> _TASK GOAL_
Copy all the entries word for word, but omit the pictures.

******************************

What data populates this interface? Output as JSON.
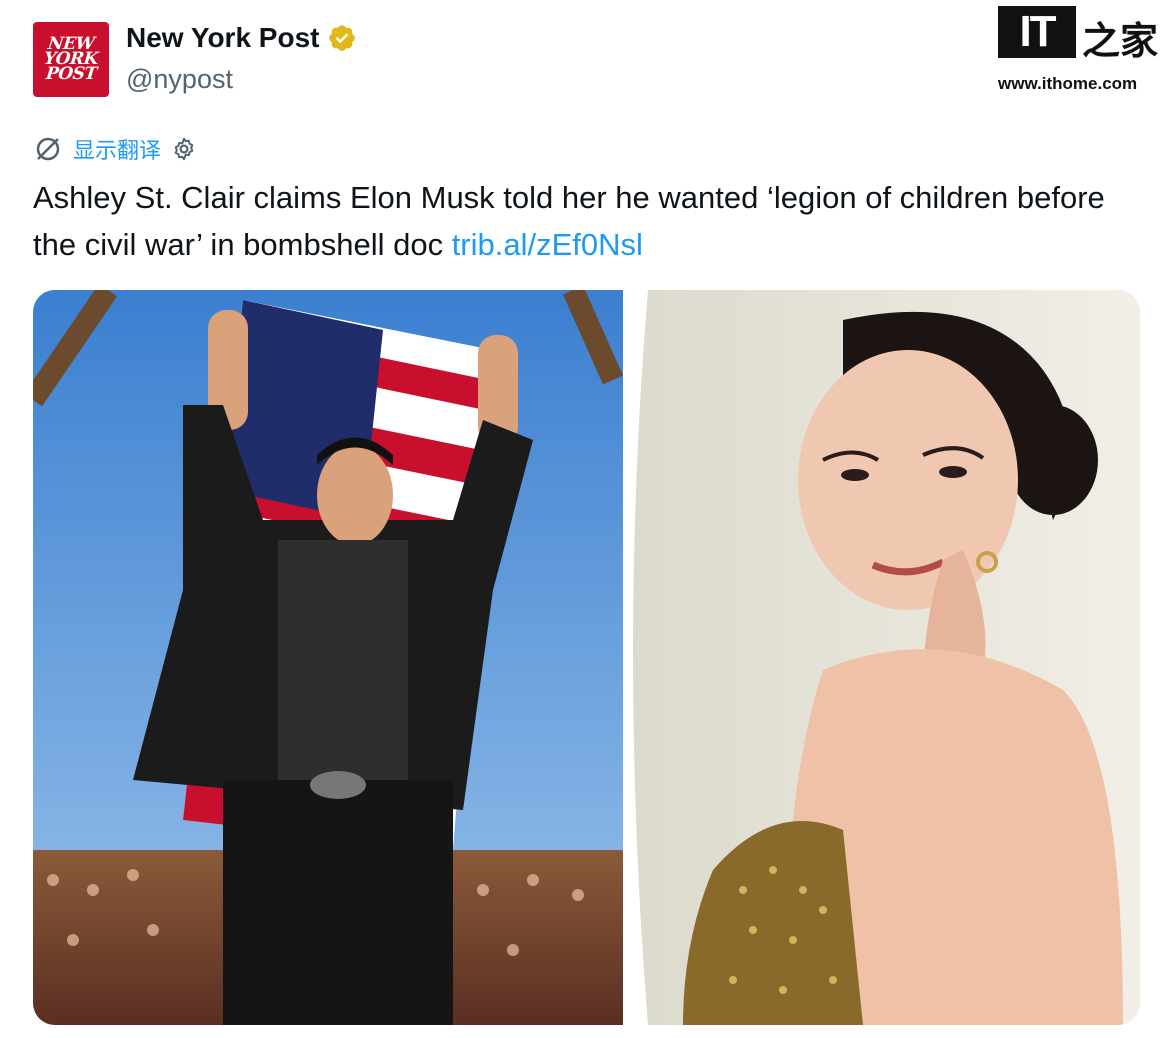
{
  "account": {
    "avatar_text": [
      "NEW",
      "YORK",
      "POST"
    ],
    "name": "New York Post",
    "handle": "@nypost",
    "verified_icon": "gold-verified-badge"
  },
  "watermark": {
    "brand_box": "IT",
    "brand_cn": "之家",
    "site": "www.ithome.com"
  },
  "translate": {
    "label": "显示翻译",
    "icons": [
      "no-translate-globe-icon",
      "gear-icon"
    ]
  },
  "tweet": {
    "text": "Ashley St. Clair claims Elon Musk told her he wanted ‘legion of children before the civil war’ in bombshell doc ",
    "link": "trib.al/zEf0Nsl"
  },
  "media": {
    "left_photo": "man-with-raised-arms-in-front-of-american-flag",
    "right_photo": "woman-looking-over-shoulder"
  },
  "colors": {
    "link_blue": "#1d9bf0",
    "nypost_red": "#c8102e",
    "verified_gold": "#e2b719",
    "handle_gray": "#536471"
  }
}
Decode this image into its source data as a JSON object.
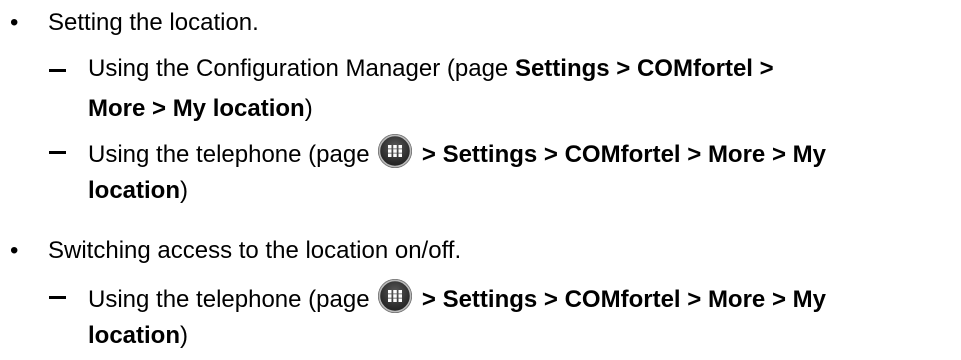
{
  "items": [
    {
      "text": "Setting the location.",
      "subitems": [
        {
          "line1_prefix": "Using the Configuration Manager (page ",
          "line1_bold": "Settings > COMfortel >",
          "line2_bold": "More > My location",
          "line2_suffix": ")"
        },
        {
          "line1_prefix": "Using the telephone (page ",
          "icon": "app-drawer-icon",
          "line1_bold": " > Settings > COMfortel > More > My",
          "line2_bold": "location",
          "line2_suffix": ")"
        }
      ]
    },
    {
      "text": "Switching access to the location on/off.",
      "subitems": [
        {
          "line1_prefix": "Using the telephone (page ",
          "icon": "app-drawer-icon",
          "line1_bold": " > Settings > COMfortel > More > My",
          "line2_bold": "location",
          "line2_suffix": ")"
        }
      ]
    }
  ]
}
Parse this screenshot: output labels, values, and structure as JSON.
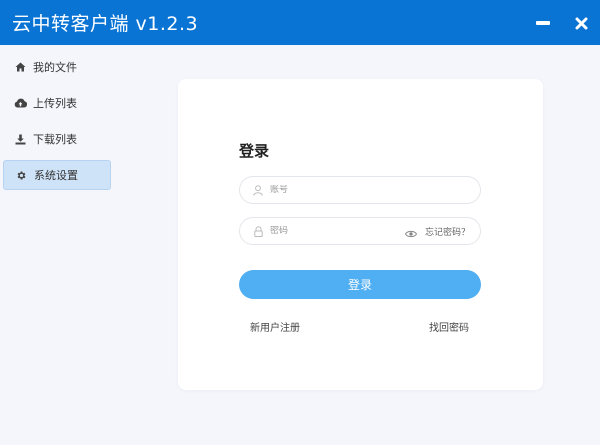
{
  "window": {
    "title": "云中转客户端 v1.2.3",
    "minimize_icon": "minimize-icon",
    "close_icon": "close-icon",
    "accent": "#0a74d4"
  },
  "sidebar": {
    "items": [
      {
        "label": "我的文件",
        "icon": "home-icon",
        "active": false
      },
      {
        "label": "上传列表",
        "icon": "cloud-upload-icon",
        "active": false
      },
      {
        "label": "下载列表",
        "icon": "download-icon",
        "active": false
      },
      {
        "label": "系统设置",
        "icon": "gear-icon",
        "active": true
      }
    ]
  },
  "login": {
    "title": "登录",
    "username_placeholder": "账号",
    "password_placeholder": "密码",
    "forgot_inline": "忘记密码？",
    "submit_label": "登录",
    "register_link": "新用户注册",
    "recover_link": "找回密码",
    "button_color": "#50aef2"
  }
}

******************************

> _FULL OUTPUT_
What data populates this interface? Output as JSON.
{
  "account": {
    "avatar_text": [
      "NEW",
      "YORK",
      "POST"
    ],
    "name": "New York Post",
    "handle": "@nypost",
    "verified_icon": "gold-verified-badge"
  },
  "watermark": {
    "brand_box": "IT",
    "brand_cn": "之家",
    "site": "www.ithome.com"
  },
  "translate": {
    "label": "显示翻译",
    "icons": [
      "no-translate-globe-icon",
      "gear-icon"
    ]
  },
  "tweet": {
    "text": "Ashley St. Clair claims Elon Musk told her he wanted ‘legion of children before the civil war’ in bombshell doc ",
    "link": "trib.al/zEf0Nsl"
  },
  "media": {
    "left_photo": "man-with-raised-arms-in-front-of-american-flag",
    "right_photo": "woman-looking-over-shoulder"
  },
  "colors": {
    "link_blue": "#1d9bf0",
    "nypost_red": "#c8102e",
    "verified_gold": "#e2b719",
    "handle_gray": "#536471"
  }
}
Decode this image into its source data as a JSON object.
{
  "items": [
    {
      "text": "Setting the location.",
      "subitems": [
        {
          "line1_prefix": "Using the Configuration Manager (page ",
          "line1_bold": "Settings > COMfortel >",
          "line2_bold": "More > My location",
          "line2_suffix": ")"
        },
        {
          "line1_prefix": "Using the telephone (page ",
          "icon": "app-drawer-icon",
          "line1_bold": " > Settings > COMfortel > More > My",
          "line2_bold": "location",
          "line2_suffix": ")"
        }
      ]
    },
    {
      "text": "Switching access to the location on/off.",
      "subitems": [
        {
          "line1_prefix": "Using the telephone (page ",
          "icon": "app-drawer-icon",
          "line1_bold": " > Settings > COMfortel > More > My",
          "line2_bold": "location",
          "line2_suffix": ")"
        }
      ]
    }
  ]
}
Parse this screenshot: output labels, values, and structure as JSON.
{
  "window": {
    "title": "云中转客户端 v1.2.3",
    "minimize_icon": "minimize-icon",
    "close_icon": "close-icon",
    "accent": "#0a74d4"
  },
  "sidebar": {
    "items": [
      {
        "label": "我的文件",
        "icon": "home-icon",
        "active": false
      },
      {
        "label": "上传列表",
        "icon": "cloud-upload-icon",
        "active": false
      },
      {
        "label": "下载列表",
        "icon": "download-icon",
        "active": false
      },
      {
        "label": "系统设置",
        "icon": "gear-icon",
        "active": true
      }
    ]
  },
  "login": {
    "title": "登录",
    "username_placeholder": "账号",
    "password_placeholder": "密码",
    "forgot_inline": "忘记密码？",
    "submit_label": "登录",
    "register_link": "新用户注册",
    "recover_link": "找回密码",
    "button_color": "#50aef2"
  }
}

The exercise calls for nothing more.